Start of Entries

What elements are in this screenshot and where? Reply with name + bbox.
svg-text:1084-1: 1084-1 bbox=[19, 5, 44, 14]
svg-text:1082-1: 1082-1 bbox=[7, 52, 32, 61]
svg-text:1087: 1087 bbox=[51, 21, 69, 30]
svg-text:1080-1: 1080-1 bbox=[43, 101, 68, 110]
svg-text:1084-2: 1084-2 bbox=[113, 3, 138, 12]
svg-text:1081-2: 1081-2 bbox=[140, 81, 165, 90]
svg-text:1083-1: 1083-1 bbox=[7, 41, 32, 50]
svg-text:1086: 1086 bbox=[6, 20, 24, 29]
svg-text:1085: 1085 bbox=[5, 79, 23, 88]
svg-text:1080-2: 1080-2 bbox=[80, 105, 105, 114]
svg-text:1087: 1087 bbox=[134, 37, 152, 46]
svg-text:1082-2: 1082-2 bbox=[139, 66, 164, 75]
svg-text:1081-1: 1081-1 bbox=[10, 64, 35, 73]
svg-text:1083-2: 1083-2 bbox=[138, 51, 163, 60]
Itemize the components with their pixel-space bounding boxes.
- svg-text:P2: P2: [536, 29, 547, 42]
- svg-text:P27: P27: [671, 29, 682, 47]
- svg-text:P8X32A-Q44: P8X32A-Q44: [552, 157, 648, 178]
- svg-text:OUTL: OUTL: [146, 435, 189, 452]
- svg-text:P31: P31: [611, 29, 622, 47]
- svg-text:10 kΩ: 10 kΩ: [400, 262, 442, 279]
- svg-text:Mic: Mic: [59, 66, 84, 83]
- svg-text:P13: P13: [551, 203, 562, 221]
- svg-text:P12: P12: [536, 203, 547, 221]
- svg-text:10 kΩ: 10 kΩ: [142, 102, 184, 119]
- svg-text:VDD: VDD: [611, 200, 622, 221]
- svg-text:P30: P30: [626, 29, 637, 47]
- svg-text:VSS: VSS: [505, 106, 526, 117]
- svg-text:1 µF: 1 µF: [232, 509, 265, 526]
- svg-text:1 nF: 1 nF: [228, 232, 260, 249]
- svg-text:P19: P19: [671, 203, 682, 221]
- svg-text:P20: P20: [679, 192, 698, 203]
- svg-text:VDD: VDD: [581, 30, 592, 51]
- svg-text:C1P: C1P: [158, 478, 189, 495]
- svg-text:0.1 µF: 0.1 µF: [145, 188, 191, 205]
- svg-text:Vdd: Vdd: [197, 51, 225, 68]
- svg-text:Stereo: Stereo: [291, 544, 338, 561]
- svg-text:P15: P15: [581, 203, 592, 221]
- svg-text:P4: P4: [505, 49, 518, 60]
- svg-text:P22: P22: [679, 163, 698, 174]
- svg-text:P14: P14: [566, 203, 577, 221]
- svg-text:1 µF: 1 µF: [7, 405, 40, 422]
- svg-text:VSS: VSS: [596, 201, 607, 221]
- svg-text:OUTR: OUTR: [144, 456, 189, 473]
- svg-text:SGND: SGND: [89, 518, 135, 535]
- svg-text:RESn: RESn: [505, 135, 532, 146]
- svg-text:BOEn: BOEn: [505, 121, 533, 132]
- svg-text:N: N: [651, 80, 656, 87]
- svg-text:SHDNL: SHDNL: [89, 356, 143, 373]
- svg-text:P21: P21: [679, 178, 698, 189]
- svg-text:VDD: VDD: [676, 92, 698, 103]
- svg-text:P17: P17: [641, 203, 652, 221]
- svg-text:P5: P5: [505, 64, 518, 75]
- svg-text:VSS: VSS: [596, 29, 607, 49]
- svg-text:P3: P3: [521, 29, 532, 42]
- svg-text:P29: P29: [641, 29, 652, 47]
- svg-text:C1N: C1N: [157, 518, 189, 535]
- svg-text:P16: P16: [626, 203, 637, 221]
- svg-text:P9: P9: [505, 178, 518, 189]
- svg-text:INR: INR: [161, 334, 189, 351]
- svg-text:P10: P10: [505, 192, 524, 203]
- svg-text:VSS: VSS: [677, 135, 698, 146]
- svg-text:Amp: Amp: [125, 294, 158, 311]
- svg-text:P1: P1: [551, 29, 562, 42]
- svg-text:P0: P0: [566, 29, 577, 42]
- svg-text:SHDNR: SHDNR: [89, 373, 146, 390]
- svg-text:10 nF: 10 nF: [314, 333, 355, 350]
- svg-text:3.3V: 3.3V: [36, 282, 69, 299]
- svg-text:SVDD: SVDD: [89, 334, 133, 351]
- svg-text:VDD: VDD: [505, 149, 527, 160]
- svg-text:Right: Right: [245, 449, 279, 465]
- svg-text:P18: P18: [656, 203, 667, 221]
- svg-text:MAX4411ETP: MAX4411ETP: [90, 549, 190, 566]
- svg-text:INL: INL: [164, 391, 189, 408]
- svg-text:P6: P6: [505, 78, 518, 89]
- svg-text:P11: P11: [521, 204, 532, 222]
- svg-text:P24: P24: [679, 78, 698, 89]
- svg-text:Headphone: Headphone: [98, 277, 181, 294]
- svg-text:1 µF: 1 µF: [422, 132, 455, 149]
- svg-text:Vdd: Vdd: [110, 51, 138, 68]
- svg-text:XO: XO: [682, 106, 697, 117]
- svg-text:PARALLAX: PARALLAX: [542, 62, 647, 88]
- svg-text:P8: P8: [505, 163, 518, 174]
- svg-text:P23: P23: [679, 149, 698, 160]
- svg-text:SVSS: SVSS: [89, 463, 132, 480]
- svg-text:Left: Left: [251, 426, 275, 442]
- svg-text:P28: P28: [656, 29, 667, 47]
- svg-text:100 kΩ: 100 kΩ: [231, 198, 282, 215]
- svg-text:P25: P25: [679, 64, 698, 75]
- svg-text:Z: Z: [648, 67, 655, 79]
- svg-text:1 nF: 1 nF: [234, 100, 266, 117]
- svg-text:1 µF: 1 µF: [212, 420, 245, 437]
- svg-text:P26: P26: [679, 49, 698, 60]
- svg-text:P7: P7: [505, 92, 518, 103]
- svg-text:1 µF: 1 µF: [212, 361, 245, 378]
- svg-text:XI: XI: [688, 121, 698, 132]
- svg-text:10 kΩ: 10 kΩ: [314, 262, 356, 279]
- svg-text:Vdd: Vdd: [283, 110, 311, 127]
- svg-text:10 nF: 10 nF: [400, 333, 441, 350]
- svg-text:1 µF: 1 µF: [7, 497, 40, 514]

End of Entries

Copy all of the records above line for line, changing no character.

What elements are in this screenshot and where? Reply with name + bbox.
svg-text:1084-1: 1084-1 bbox=[19, 5, 44, 14]
svg-text:1082-1: 1082-1 bbox=[7, 52, 32, 61]
svg-text:1087: 1087 bbox=[51, 21, 69, 30]
svg-text:1080-1: 1080-1 bbox=[43, 101, 68, 110]
svg-text:1084-2: 1084-2 bbox=[113, 3, 138, 12]
svg-text:1081-2: 1081-2 bbox=[140, 81, 165, 90]
svg-text:1083-1: 1083-1 bbox=[7, 41, 32, 50]
svg-text:1086: 1086 bbox=[6, 20, 24, 29]
svg-text:1085: 1085 bbox=[5, 79, 23, 88]
svg-text:1080-2: 1080-2 bbox=[80, 105, 105, 114]
svg-text:1087: 1087 bbox=[134, 37, 152, 46]
svg-text:1082-2: 1082-2 bbox=[139, 66, 164, 75]
svg-text:1081-1: 1081-1 bbox=[10, 64, 35, 73]
svg-text:1083-2: 1083-2 bbox=[138, 51, 163, 60]
Itemize the components with their pixel-space bounding boxes.
- svg-text:P2: P2: [536, 29, 547, 42]
- svg-text:P27: P27: [671, 29, 682, 47]
- svg-text:P8X32A-Q44: P8X32A-Q44: [552, 157, 648, 178]
- svg-text:OUTL: OUTL: [146, 435, 189, 452]
- svg-text:P31: P31: [611, 29, 622, 47]
- svg-text:10 kΩ: 10 kΩ: [400, 262, 442, 279]
- svg-text:Mic: Mic: [59, 66, 84, 83]
- svg-text:P13: P13: [551, 203, 562, 221]
- svg-text:P12: P12: [536, 203, 547, 221]
- svg-text:10 kΩ: 10 kΩ: [142, 102, 184, 119]
- svg-text:VDD: VDD: [611, 200, 622, 221]
- svg-text:P30: P30: [626, 29, 637, 47]
- svg-text:VSS: VSS: [505, 106, 526, 117]
- svg-text:1 µF: 1 µF: [232, 509, 265, 526]
- svg-text:1 nF: 1 nF: [228, 232, 260, 249]
- svg-text:P19: P19: [671, 203, 682, 221]
- svg-text:P20: P20: [679, 192, 698, 203]
- svg-text:VDD: VDD: [581, 30, 592, 51]
- svg-text:C1P: C1P: [158, 478, 189, 495]
- svg-text:0.1 µF: 0.1 µF: [145, 188, 191, 205]
- svg-text:Vdd: Vdd: [197, 51, 225, 68]
- svg-text:Stereo: Stereo: [291, 544, 338, 561]
- svg-text:P15: P15: [581, 203, 592, 221]
- svg-text:P4: P4: [505, 49, 518, 60]
- svg-text:P22: P22: [679, 163, 698, 174]
- svg-text:P14: P14: [566, 203, 577, 221]
- svg-text:1 µF: 1 µF: [7, 405, 40, 422]
- svg-text:VSS: VSS: [596, 201, 607, 221]
- svg-text:OUTR: OUTR: [144, 456, 189, 473]
- svg-text:SGND: SGND: [89, 518, 135, 535]
- svg-text:RESn: RESn: [505, 135, 532, 146]
- svg-text:BOEn: BOEn: [505, 121, 533, 132]
- svg-text:N: N: [651, 80, 656, 87]
- svg-text:SHDNL: SHDNL: [89, 356, 143, 373]
- svg-text:P21: P21: [679, 178, 698, 189]
- svg-text:VDD: VDD: [676, 92, 698, 103]
- svg-text:P17: P17: [641, 203, 652, 221]
- svg-text:P5: P5: [505, 64, 518, 75]
- svg-text:VSS: VSS: [596, 29, 607, 49]
- svg-text:P3: P3: [521, 29, 532, 42]
- svg-text:P29: P29: [641, 29, 652, 47]
- svg-text:C1N: C1N: [157, 518, 189, 535]
- svg-text:P16: P16: [626, 203, 637, 221]
- svg-text:P9: P9: [505, 178, 518, 189]
- svg-text:INR: INR: [161, 334, 189, 351]
- svg-text:P10: P10: [505, 192, 524, 203]
- svg-text:VSS: VSS: [677, 135, 698, 146]
- svg-text:Amp: Amp: [125, 294, 158, 311]
- svg-text:P1: P1: [551, 29, 562, 42]
- svg-text:P0: P0: [566, 29, 577, 42]
- svg-text:SHDNR: SHDNR: [89, 373, 146, 390]
- svg-text:10 nF: 10 nF: [314, 333, 355, 350]
- svg-text:3.3V: 3.3V: [36, 282, 69, 299]
- svg-text:SVDD: SVDD: [89, 334, 133, 351]
- svg-text:VDD: VDD: [505, 149, 527, 160]
- svg-text:Right: Right: [245, 449, 279, 465]
- svg-text:P18: P18: [656, 203, 667, 221]
- svg-text:MAX4411ETP: MAX4411ETP: [90, 549, 190, 566]
- svg-text:INL: INL: [164, 391, 189, 408]
- svg-text:P6: P6: [505, 78, 518, 89]
- svg-text:P11: P11: [521, 204, 532, 222]
- svg-text:P24: P24: [679, 78, 698, 89]
- svg-text:Headphone: Headphone: [98, 277, 181, 294]
- svg-text:1 µF: 1 µF: [422, 132, 455, 149]
- svg-text:Vdd: Vdd: [110, 51, 138, 68]
- svg-text:XO: XO: [682, 106, 697, 117]
- svg-text:PARALLAX: PARALLAX: [542, 62, 647, 88]
- svg-text:P8: P8: [505, 163, 518, 174]
- svg-text:P23: P23: [679, 149, 698, 160]
- svg-text:SVSS: SVSS: [89, 463, 132, 480]
- svg-text:Left: Left: [251, 426, 275, 442]
- svg-text:P28: P28: [656, 29, 667, 47]
- svg-text:100 kΩ: 100 kΩ: [231, 198, 282, 215]
- svg-text:P25: P25: [679, 64, 698, 75]
- svg-text:Z: Z: [648, 67, 655, 79]
- svg-text:1 nF: 1 nF: [234, 100, 266, 117]
- svg-text:1 µF: 1 µF: [212, 420, 245, 437]
- svg-text:P26: P26: [679, 49, 698, 60]
- svg-text:P7: P7: [505, 92, 518, 103]
- svg-text:1 µF: 1 µF: [212, 361, 245, 378]
- svg-text:XI: XI: [688, 121, 698, 132]
- svg-text:10 kΩ: 10 kΩ: [314, 262, 356, 279]
- svg-text:Vdd: Vdd: [283, 110, 311, 127]
- svg-text:10 nF: 10 nF: [400, 333, 441, 350]
- svg-text:1 µF: 1 µF: [7, 497, 40, 514]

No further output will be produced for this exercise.